Data excerpts:
## BEGIN

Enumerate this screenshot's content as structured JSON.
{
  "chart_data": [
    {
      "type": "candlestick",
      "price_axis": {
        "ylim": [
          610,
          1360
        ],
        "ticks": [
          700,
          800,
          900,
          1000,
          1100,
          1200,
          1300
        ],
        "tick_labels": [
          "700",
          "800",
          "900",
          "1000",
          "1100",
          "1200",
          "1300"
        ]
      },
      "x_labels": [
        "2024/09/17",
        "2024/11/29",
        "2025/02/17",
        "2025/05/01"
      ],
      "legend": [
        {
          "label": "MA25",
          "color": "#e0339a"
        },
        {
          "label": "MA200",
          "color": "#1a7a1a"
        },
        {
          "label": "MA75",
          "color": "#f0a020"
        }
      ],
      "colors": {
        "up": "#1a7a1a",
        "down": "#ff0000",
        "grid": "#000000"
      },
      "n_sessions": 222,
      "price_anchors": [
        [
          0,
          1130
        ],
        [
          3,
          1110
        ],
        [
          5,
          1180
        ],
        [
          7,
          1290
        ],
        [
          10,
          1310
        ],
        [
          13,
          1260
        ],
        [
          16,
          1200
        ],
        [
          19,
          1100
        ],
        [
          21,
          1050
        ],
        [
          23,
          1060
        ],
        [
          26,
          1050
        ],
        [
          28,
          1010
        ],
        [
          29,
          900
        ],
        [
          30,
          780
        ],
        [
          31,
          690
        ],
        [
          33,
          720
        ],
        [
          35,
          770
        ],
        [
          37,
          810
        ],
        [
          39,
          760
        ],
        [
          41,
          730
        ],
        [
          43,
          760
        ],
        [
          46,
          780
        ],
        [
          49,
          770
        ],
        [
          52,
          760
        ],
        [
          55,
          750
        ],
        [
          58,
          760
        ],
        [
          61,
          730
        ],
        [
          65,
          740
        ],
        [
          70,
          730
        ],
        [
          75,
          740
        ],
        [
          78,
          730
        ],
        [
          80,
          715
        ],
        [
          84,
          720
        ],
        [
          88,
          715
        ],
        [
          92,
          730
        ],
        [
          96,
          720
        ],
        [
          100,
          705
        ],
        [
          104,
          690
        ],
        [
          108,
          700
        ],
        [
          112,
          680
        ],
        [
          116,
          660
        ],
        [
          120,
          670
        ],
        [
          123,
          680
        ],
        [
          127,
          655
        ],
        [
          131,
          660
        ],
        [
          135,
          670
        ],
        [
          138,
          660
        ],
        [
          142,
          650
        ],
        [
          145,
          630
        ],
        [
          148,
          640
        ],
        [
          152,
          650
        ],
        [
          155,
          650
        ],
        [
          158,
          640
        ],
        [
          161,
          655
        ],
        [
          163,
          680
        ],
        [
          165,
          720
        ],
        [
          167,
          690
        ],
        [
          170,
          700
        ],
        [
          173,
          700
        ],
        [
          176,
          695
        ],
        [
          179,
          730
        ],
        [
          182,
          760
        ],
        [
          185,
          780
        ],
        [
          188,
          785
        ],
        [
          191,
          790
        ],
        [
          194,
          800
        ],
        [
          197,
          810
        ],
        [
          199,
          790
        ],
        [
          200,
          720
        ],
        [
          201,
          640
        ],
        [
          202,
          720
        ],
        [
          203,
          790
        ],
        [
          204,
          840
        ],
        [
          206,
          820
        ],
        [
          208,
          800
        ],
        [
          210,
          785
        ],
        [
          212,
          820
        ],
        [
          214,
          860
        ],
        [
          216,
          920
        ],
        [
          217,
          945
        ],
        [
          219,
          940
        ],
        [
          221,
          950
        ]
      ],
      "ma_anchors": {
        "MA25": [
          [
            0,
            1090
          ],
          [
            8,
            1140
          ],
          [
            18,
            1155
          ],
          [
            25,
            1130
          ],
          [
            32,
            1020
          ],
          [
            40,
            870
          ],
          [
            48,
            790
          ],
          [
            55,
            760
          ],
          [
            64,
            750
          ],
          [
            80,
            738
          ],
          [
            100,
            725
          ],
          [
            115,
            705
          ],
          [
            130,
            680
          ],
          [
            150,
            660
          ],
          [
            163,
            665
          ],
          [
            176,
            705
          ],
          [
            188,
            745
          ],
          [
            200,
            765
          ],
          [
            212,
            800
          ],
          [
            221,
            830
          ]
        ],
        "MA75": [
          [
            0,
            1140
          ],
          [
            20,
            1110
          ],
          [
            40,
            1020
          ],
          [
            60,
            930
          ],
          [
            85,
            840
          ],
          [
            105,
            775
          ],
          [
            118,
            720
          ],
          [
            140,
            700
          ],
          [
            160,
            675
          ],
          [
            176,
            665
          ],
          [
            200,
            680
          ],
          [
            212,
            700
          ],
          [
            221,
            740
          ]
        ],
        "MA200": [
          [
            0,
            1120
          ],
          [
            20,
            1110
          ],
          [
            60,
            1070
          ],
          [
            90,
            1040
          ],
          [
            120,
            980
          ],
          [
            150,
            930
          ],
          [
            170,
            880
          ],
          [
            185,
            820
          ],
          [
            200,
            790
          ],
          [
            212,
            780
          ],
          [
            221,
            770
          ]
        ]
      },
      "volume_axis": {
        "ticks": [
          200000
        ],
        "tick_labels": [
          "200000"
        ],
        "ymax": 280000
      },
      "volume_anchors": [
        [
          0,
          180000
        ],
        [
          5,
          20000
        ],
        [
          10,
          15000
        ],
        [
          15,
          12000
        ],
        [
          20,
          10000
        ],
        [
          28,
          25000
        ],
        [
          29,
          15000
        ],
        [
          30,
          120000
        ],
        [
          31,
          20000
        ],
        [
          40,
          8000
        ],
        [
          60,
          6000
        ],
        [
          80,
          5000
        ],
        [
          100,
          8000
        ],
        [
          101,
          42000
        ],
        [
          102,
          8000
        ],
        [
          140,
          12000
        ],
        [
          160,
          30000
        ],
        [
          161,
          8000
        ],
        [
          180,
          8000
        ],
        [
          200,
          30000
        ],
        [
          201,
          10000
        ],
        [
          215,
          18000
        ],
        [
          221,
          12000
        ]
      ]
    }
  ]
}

## END

#### Set exercise:
Output the listing above without altering a single character.

#### Written solution:
Enumerate this screenshot's content as structured JSON.
{
  "chart_data": [
    {
      "type": "candlestick",
      "price_axis": {
        "ylim": [
          610,
          1360
        ],
        "ticks": [
          700,
          800,
          900,
          1000,
          1100,
          1200,
          1300
        ],
        "tick_labels": [
          "700",
          "800",
          "900",
          "1000",
          "1100",
          "1200",
          "1300"
        ]
      },
      "x_labels": [
        "2024/09/17",
        "2024/11/29",
        "2025/02/17",
        "2025/05/01"
      ],
      "legend": [
        {
          "label": "MA25",
          "color": "#e0339a"
        },
        {
          "label": "MA200",
          "color": "#1a7a1a"
        },
        {
          "label": "MA75",
          "color": "#f0a020"
        }
      ],
      "colors": {
        "up": "#1a7a1a",
        "down": "#ff0000",
        "grid": "#000000"
      },
      "n_sessions": 222,
      "price_anchors": [
        [
          0,
          1130
        ],
        [
          3,
          1110
        ],
        [
          5,
          1180
        ],
        [
          7,
          1290
        ],
        [
          10,
          1310
        ],
        [
          13,
          1260
        ],
        [
          16,
          1200
        ],
        [
          19,
          1100
        ],
        [
          21,
          1050
        ],
        [
          23,
          1060
        ],
        [
          26,
          1050
        ],
        [
          28,
          1010
        ],
        [
          29,
          900
        ],
        [
          30,
          780
        ],
        [
          31,
          690
        ],
        [
          33,
          720
        ],
        [
          35,
          770
        ],
        [
          37,
          810
        ],
        [
          39,
          760
        ],
        [
          41,
          730
        ],
        [
          43,
          760
        ],
        [
          46,
          780
        ],
        [
          49,
          770
        ],
        [
          52,
          760
        ],
        [
          55,
          750
        ],
        [
          58,
          760
        ],
        [
          61,
          730
        ],
        [
          65,
          740
        ],
        [
          70,
          730
        ],
        [
          75,
          740
        ],
        [
          78,
          730
        ],
        [
          80,
          715
        ],
        [
          84,
          720
        ],
        [
          88,
          715
        ],
        [
          92,
          730
        ],
        [
          96,
          720
        ],
        [
          100,
          705
        ],
        [
          104,
          690
        ],
        [
          108,
          700
        ],
        [
          112,
          680
        ],
        [
          116,
          660
        ],
        [
          120,
          670
        ],
        [
          123,
          680
        ],
        [
          127,
          655
        ],
        [
          131,
          660
        ],
        [
          135,
          670
        ],
        [
          138,
          660
        ],
        [
          142,
          650
        ],
        [
          145,
          630
        ],
        [
          148,
          640
        ],
        [
          152,
          650
        ],
        [
          155,
          650
        ],
        [
          158,
          640
        ],
        [
          161,
          655
        ],
        [
          163,
          680
        ],
        [
          165,
          720
        ],
        [
          167,
          690
        ],
        [
          170,
          700
        ],
        [
          173,
          700
        ],
        [
          176,
          695
        ],
        [
          179,
          730
        ],
        [
          182,
          760
        ],
        [
          185,
          780
        ],
        [
          188,
          785
        ],
        [
          191,
          790
        ],
        [
          194,
          800
        ],
        [
          197,
          810
        ],
        [
          199,
          790
        ],
        [
          200,
          720
        ],
        [
          201,
          640
        ],
        [
          202,
          720
        ],
        [
          203,
          790
        ],
        [
          204,
          840
        ],
        [
          206,
          820
        ],
        [
          208,
          800
        ],
        [
          210,
          785
        ],
        [
          212,
          820
        ],
        [
          214,
          860
        ],
        [
          216,
          920
        ],
        [
          217,
          945
        ],
        [
          219,
          940
        ],
        [
          221,
          950
        ]
      ],
      "ma_anchors": {
        "MA25": [
          [
            0,
            1090
          ],
          [
            8,
            1140
          ],
          [
            18,
            1155
          ],
          [
            25,
            1130
          ],
          [
            32,
            1020
          ],
          [
            40,
            870
          ],
          [
            48,
            790
          ],
          [
            55,
            760
          ],
          [
            64,
            750
          ],
          [
            80,
            738
          ],
          [
            100,
            725
          ],
          [
            115,
            705
          ],
          [
            130,
            680
          ],
          [
            150,
            660
          ],
          [
            163,
            665
          ],
          [
            176,
            705
          ],
          [
            188,
            745
          ],
          [
            200,
            765
          ],
          [
            212,
            800
          ],
          [
            221,
            830
          ]
        ],
        "MA75": [
          [
            0,
            1140
          ],
          [
            20,
            1110
          ],
          [
            40,
            1020
          ],
          [
            60,
            930
          ],
          [
            85,
            840
          ],
          [
            105,
            775
          ],
          [
            118,
            720
          ],
          [
            140,
            700
          ],
          [
            160,
            675
          ],
          [
            176,
            665
          ],
          [
            200,
            680
          ],
          [
            212,
            700
          ],
          [
            221,
            740
          ]
        ],
        "MA200": [
          [
            0,
            1120
          ],
          [
            20,
            1110
          ],
          [
            60,
            1070
          ],
          [
            90,
            1040
          ],
          [
            120,
            980
          ],
          [
            150,
            930
          ],
          [
            170,
            880
          ],
          [
            185,
            820
          ],
          [
            200,
            790
          ],
          [
            212,
            780
          ],
          [
            221,
            770
          ]
        ]
      },
      "volume_axis": {
        "ticks": [
          200000
        ],
        "tick_labels": [
          "200000"
        ],
        "ymax": 280000
      },
      "volume_anchors": [
        [
          0,
          180000
        ],
        [
          5,
          20000
        ],
        [
          10,
          15000
        ],
        [
          15,
          12000
        ],
        [
          20,
          10000
        ],
        [
          28,
          25000
        ],
        [
          29,
          15000
        ],
        [
          30,
          120000
        ],
        [
          31,
          20000
        ],
        [
          40,
          8000
        ],
        [
          60,
          6000
        ],
        [
          80,
          5000
        ],
        [
          100,
          8000
        ],
        [
          101,
          42000
        ],
        [
          102,
          8000
        ],
        [
          140,
          12000
        ],
        [
          160,
          30000
        ],
        [
          161,
          8000
        ],
        [
          180,
          8000
        ],
        [
          200,
          30000
        ],
        [
          201,
          10000
        ],
        [
          215,
          18000
        ],
        [
          221,
          12000
        ]
      ]
    }
  ]
}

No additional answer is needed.